::: Data for processing :::

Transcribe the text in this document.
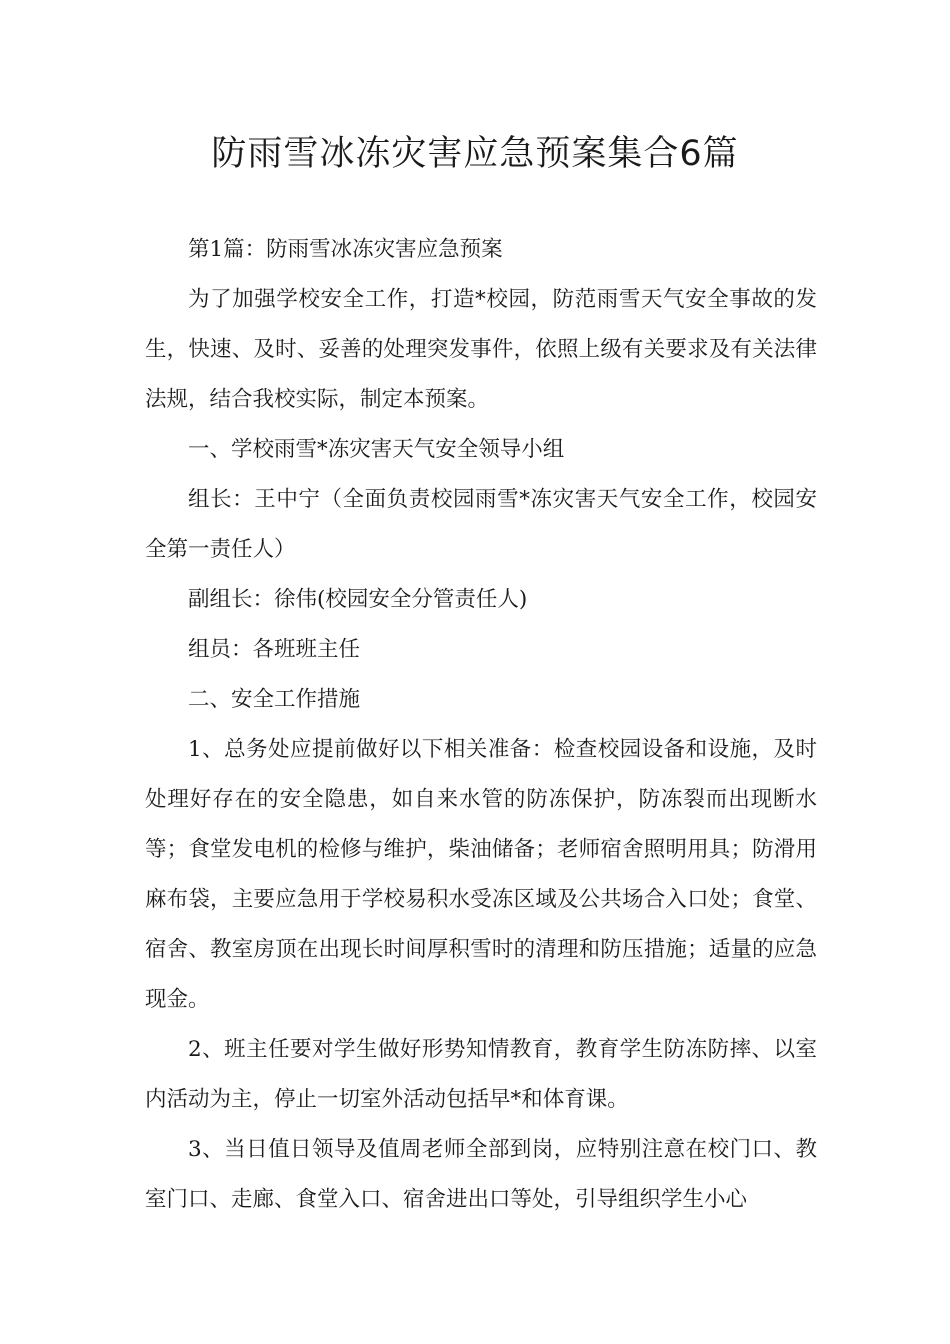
防雨雪冰冻灾害应急预案集合6篇

第1篇：防雨雪冰冻灾害应急预案

为了加强学校安全工作，打造*校园，防范雨雪天气安全事故的发生，快速、及时、妥善的处理突发事件，依照上级有关要求及有关法律法规，结合我校实际，制定本预案。

一、学校雨雪*冻灾害天气安全领导小组

组长：王中宁（全面负责校园雨雪*冻灾害天气安全工作，校园安全第一责任人）

副组长：徐伟(校园安全分管责任人)

组员：各班班主任

二、安全工作措施

1、总务处应提前做好以下相关准备：检查校园设备和设施，及时处理好存在的安全隐患，如自来水管的防冻保护，防冻裂而出现断水等；食堂发电机的检修与维护，柴油储备；老师宿舍照明用具；防滑用麻布袋，主要应急用于学校易积水受冻区域及公共场合入口处；食堂、宿舍、教室房顶在出现长时间厚积雪时的清理和防压措施；适量的应急现金。

2、班主任要对学生做好形势知情教育，教育学生防冻防摔、以室内活动为主，停止一切室外活动包括早*和体育课。

3、当日值日领导及值周老师全部到岗，应特别注意在校门口、教室门口、走廊、食堂入口、宿舍进出口等处，引导组织学生小心
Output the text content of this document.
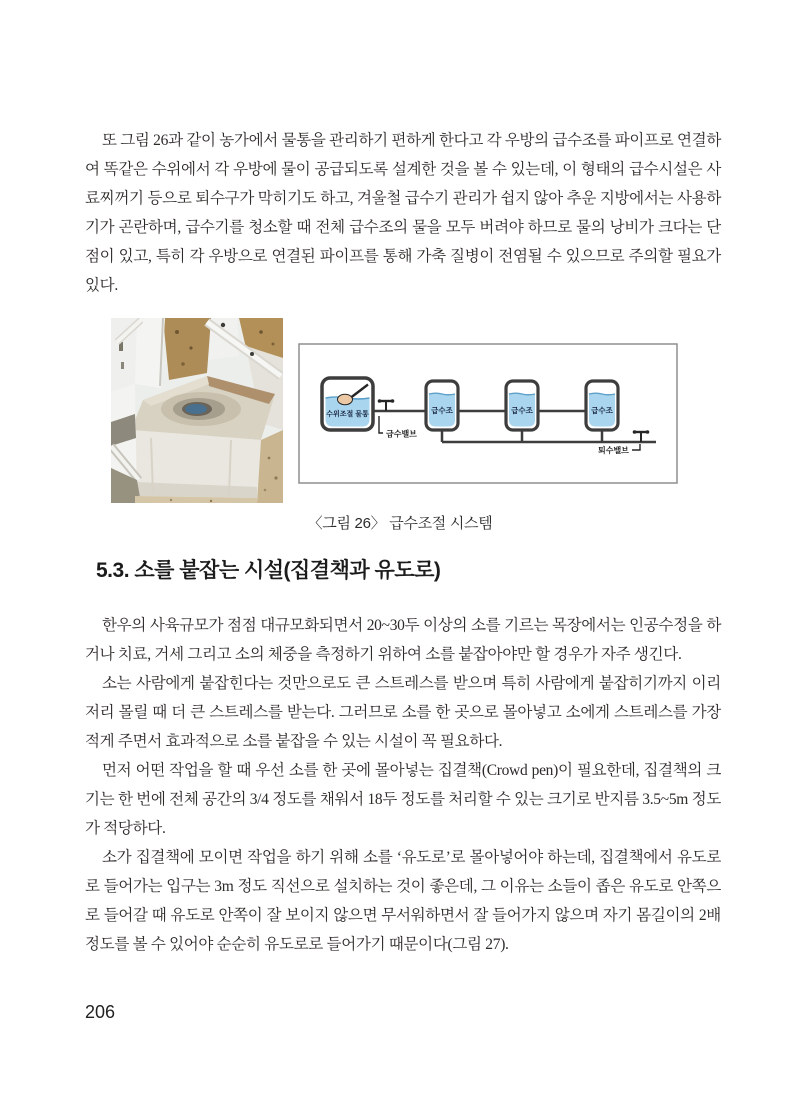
또 그림 26과 같이 농가에서 물통을 관리하기 편하게 한다고 각 우방의 급수조를 파이프로 연결하여 똑같은 수위에서 각 우방에 물이 공급되도록 설계한 것을 볼 수 있는데, 이 형태의 급수시설은 사료찌꺼기 등으로 퇴수구가 막히기도 하고, 겨울철 급수기 관리가 쉽지 않아 추운 지방에서는 사용하기가 곤란하며, 급수기를 청소할 때 전체 급수조의 물을 모두 버려야 하므로 물의 낭비가 크다는 단점이 있고, 특히 각 우방으로 연결된 파이프를 통해 가축 질병이 전염될 수 있으므로 주의할 필요가 있다.

수위조절 물통
급수밸브
급수조	급수조	급수조
퇴수밸브
〈그림 26〉 급수조절 시스템
5.3. 소를 붙잡는 시설(집결책과 유도로)

한우의 사육규모가 점점 대규모화되면서 20~30두 이상의 소를 기르는 목장에서는 인공수정을 하거나 치료, 거세 그리고 소의 체중을 측정하기 위하여 소를 붙잡아야만 할 경우가 자주 생긴다.

소는 사람에게 붙잡힌다는 것만으로도 큰 스트레스를 받으며 특히 사람에게 붙잡히기까지 이리저리 몰릴 때 더 큰 스트레스를 받는다. 그러므로 소를 한 곳으로 몰아넣고 소에게 스트레스를 가장 적게 주면서 효과적으로 소를 붙잡을 수 있는 시설이 꼭 필요하다.

먼저 어떤 작업을 할 때 우선 소를 한 곳에 몰아넣는 집결책(Crowd pen)이 필요한데, 집결책의 크기는 한 번에 전체 공간의 3/4 정도를 채워서 18두 정도를 처리할 수 있는 크기로 반지름 3.5~5m 정도가 적당하다.

소가 집결책에 모이면 작업을 하기 위해 소를 ‘유도로’로 몰아넣어야 하는데, 집결책에서 유도로로 들어가는 입구는 3m 정도 직선으로 설치하는 것이 좋은데, 그 이유는 소들이 좁은 유도로 안쪽으로 들어갈 때 유도로 안쪽이 잘 보이지 않으면 무서워하면서 잘 들어가지 않으며 자기 몸길이의 2배 정도를 볼 수 있어야 순순히 유도로로 들어가기 때문이다(그림 27).

206
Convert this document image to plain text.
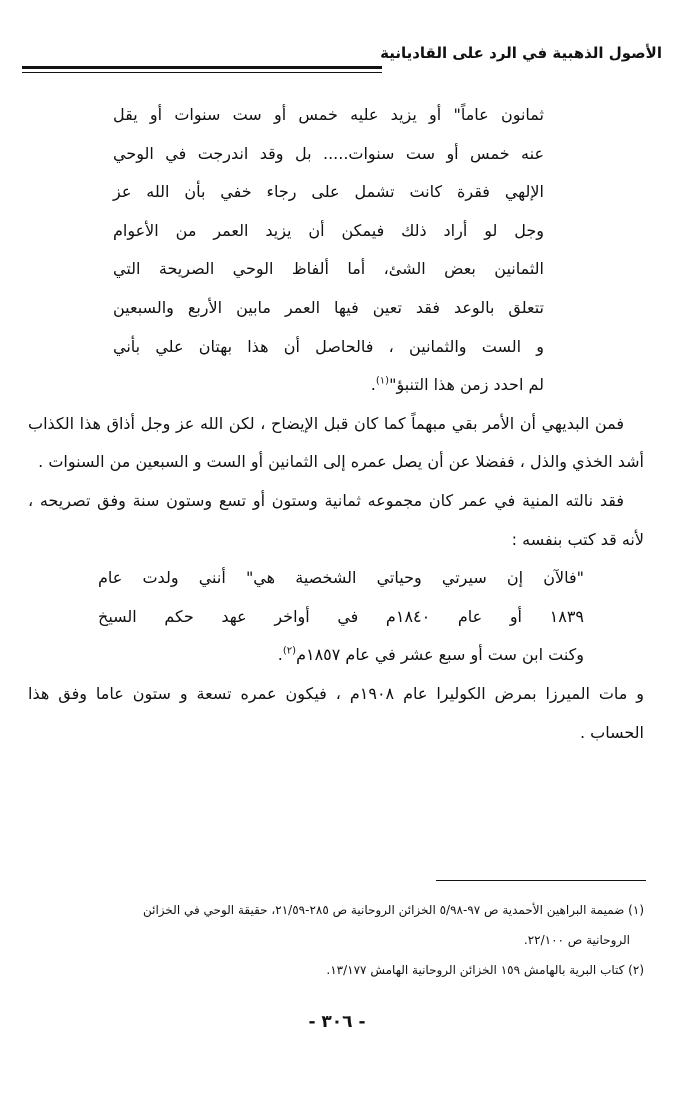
الأصول الذهبية في الرد على القاديانية
ثمانون عاماً" أو يزيد عليه خمس أو ست سنوات أو يقل
عنه خمس أو ست سنوات..... بل وقد اندرجت في الوحي
الإلهي فقرة كانت تشمل على رجاء خفي بأن الله عز
وجل لو أراد ذلك فيمكن أن يزيد العمر من الأعوام
الثمانين بعض الشئ، أما ألفاظ الوحي الصريحة التي
تتعلق بالوعد فقد تعين فيها العمر مابين الأربع والسبعين
و الست والثمانين ، فالحاصل أن هذا بهتان علي بأني
لم احدد زمن هذا التنبؤ"$^{(١)}$.

فمن البديهي أن الأمر بقي مبهماً كما كان قبل الإيضاح ، لكن الله عز وجل أذاق هذا الكذاب أشد الخذي والذل ، ففضلا عن أن يصل عمره إلى الثمانين أو الست و السبعين من السنوات .

فقد نالته المنية في عمر كان مجموعه ثمانية وستون أو تسع وستون سنة وفق تصريحه ، لأنه قد كتب بنفسه :

"فالآن إن سيرتي وحياتي الشخصية هي" أنني ولدت عام
١٨٣٩ أو عام ١٨٤٠م في أواخر عهد حكم السيخ
وكنت ابن ست أو سبع عشر في عام ١٨٥٧م$^{(٢)}$.

و مات الميرزا بمرض الكوليرا عام ١٩٠٨م ، فيكون عمره تسعة و ستون عاما وفق هذا الحساب .

(١) ضميمة البراهين الأحمدية ص ٩٧-٥/٩٨ الخزائن الروحانية ص ٢٨٥-٢١/٥٩، حقيقة الوحي في الخزائن

الروحانية ص ٢٢/١٠٠.

(٢) كتاب البرية بالهامش ١٥٩ الخزائن الروحانية الهامش ١٣/١٧٧.

- ٣٠٦ -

:::

● Problem description:
In this exercise, set down all of the data exactly, without the pictures.

● Finished answer:
Transcribe the text in this document.
防雨雪冰冻灾害应急预案集合6篇

第1篇：防雨雪冰冻灾害应急预案

为了加强学校安全工作，打造*校园，防范雨雪天气安全事故的发生，快速、及时、妥善的处理突发事件，依照上级有关要求及有关法律法规，结合我校实际，制定本预案。

一、学校雨雪*冻灾害天气安全领导小组

组长：王中宁（全面负责校园雨雪*冻灾害天气安全工作，校园安全第一责任人）

副组长：徐伟(校园安全分管责任人)

组员：各班班主任

二、安全工作措施

1、总务处应提前做好以下相关准备：检查校园设备和设施，及时处理好存在的安全隐患，如自来水管的防冻保护，防冻裂而出现断水等；食堂发电机的检修与维护，柴油储备；老师宿舍照明用具；防滑用麻布袋，主要应急用于学校易积水受冻区域及公共场合入口处；食堂、宿舍、教室房顶在出现长时间厚积雪时的清理和防压措施；适量的应急现金。

2、班主任要对学生做好形势知情教育，教育学生防冻防摔、以室内活动为主，停止一切室外活动包括早*和体育课。

3、当日值日领导及值周老师全部到岗，应特别注意在校门口、教室门口、走廊、食堂入口、宿舍进出口等处，引导组织学生小心
Output the text content of this document.
또 그림 26과 같이 농가에서 물통을 관리하기 편하게 한다고 각 우방의 급수조를 파이프로 연결하여 똑같은 수위에서 각 우방에 물이 공급되도록 설계한 것을 볼 수 있는데, 이 형태의 급수시설은 사료찌꺼기 등으로 퇴수구가 막히기도 하고, 겨울철 급수기 관리가 쉽지 않아 추운 지방에서는 사용하기가 곤란하며, 급수기를 청소할 때 전체 급수조의 물을 모두 버려야 하므로 물의 낭비가 크다는 단점이 있고, 특히 각 우방으로 연결된 파이프를 통해 가축 질병이 전염될 수 있으므로 주의할 필요가 있다.

수위조절 물통
급수밸브
급수조	급수조	급수조
퇴수밸브
〈그림 26〉 급수조절 시스템
5.3. 소를 붙잡는 시설(집결책과 유도로)

한우의 사육규모가 점점 대규모화되면서 20~30두 이상의 소를 기르는 목장에서는 인공수정을 하거나 치료, 거세 그리고 소의 체중을 측정하기 위하여 소를 붙잡아야만 할 경우가 자주 생긴다.

소는 사람에게 붙잡힌다는 것만으로도 큰 스트레스를 받으며 특히 사람에게 붙잡히기까지 이리저리 몰릴 때 더 큰 스트레스를 받는다. 그러므로 소를 한 곳으로 몰아넣고 소에게 스트레스를 가장 적게 주면서 효과적으로 소를 붙잡을 수 있는 시설이 꼭 필요하다.

먼저 어떤 작업을 할 때 우선 소를 한 곳에 몰아넣는 집결책(Crowd pen)이 필요한데, 집결책의 크기는 한 번에 전체 공간의 3/4 정도를 채워서 18두 정도를 처리할 수 있는 크기로 반지름 3.5~5m 정도가 적당하다.

소가 집결책에 모이면 작업을 하기 위해 소를 ‘유도로’로 몰아넣어야 하는데, 집결책에서 유도로로 들어가는 입구는 3m 정도 직선으로 설치하는 것이 좋은데, 그 이유는 소들이 좁은 유도로 안쪽으로 들어갈 때 유도로 안쪽이 잘 보이지 않으면 무서워하면서 잘 들어가지 않으며 자기 몸길이의 2배 정도를 볼 수 있어야 순순히 유도로로 들어가기 때문이다(그림 27).

206
Convert this document image to plain text.
الأصول الذهبية في الرد على القاديانية
ثمانون عاماً" أو يزيد عليه خمس أو ست سنوات أو يقل
عنه خمس أو ست سنوات..... بل وقد اندرجت في الوحي
الإلهي فقرة كانت تشمل على رجاء خفي بأن الله عز
وجل لو أراد ذلك فيمكن أن يزيد العمر من الأعوام
الثمانين بعض الشئ، أما ألفاظ الوحي الصريحة التي
تتعلق بالوعد فقد تعين فيها العمر مابين الأربع والسبعين
و الست والثمانين ، فالحاصل أن هذا بهتان علي بأني
لم احدد زمن هذا التنبؤ"$^{(١)}$.

فمن البديهي أن الأمر بقي مبهماً كما كان قبل الإيضاح ، لكن الله عز وجل أذاق هذا الكذاب أشد الخذي والذل ، ففضلا عن أن يصل عمره إلى الثمانين أو الست و السبعين من السنوات .

فقد نالته المنية في عمر كان مجموعه ثمانية وستون أو تسع وستون سنة وفق تصريحه ، لأنه قد كتب بنفسه :

"فالآن إن سيرتي وحياتي الشخصية هي" أنني ولدت عام
١٨٣٩ أو عام ١٨٤٠م في أواخر عهد حكم السيخ
وكنت ابن ست أو سبع عشر في عام ١٨٥٧م$^{(٢)}$.

و مات الميرزا بمرض الكوليرا عام ١٩٠٨م ، فيكون عمره تسعة و ستون عاما وفق هذا الحساب .

(١) ضميمة البراهين الأحمدية ص ٩٧-٥/٩٨ الخزائن الروحانية ص ٢٨٥-٢١/٥٩، حقيقة الوحي في الخزائن

الروحانية ص ٢٢/١٠٠.

(٢) كتاب البرية بالهامش ١٥٩ الخزائن الروحانية الهامش ١٣/١٧٧.

- ٣٠٦ -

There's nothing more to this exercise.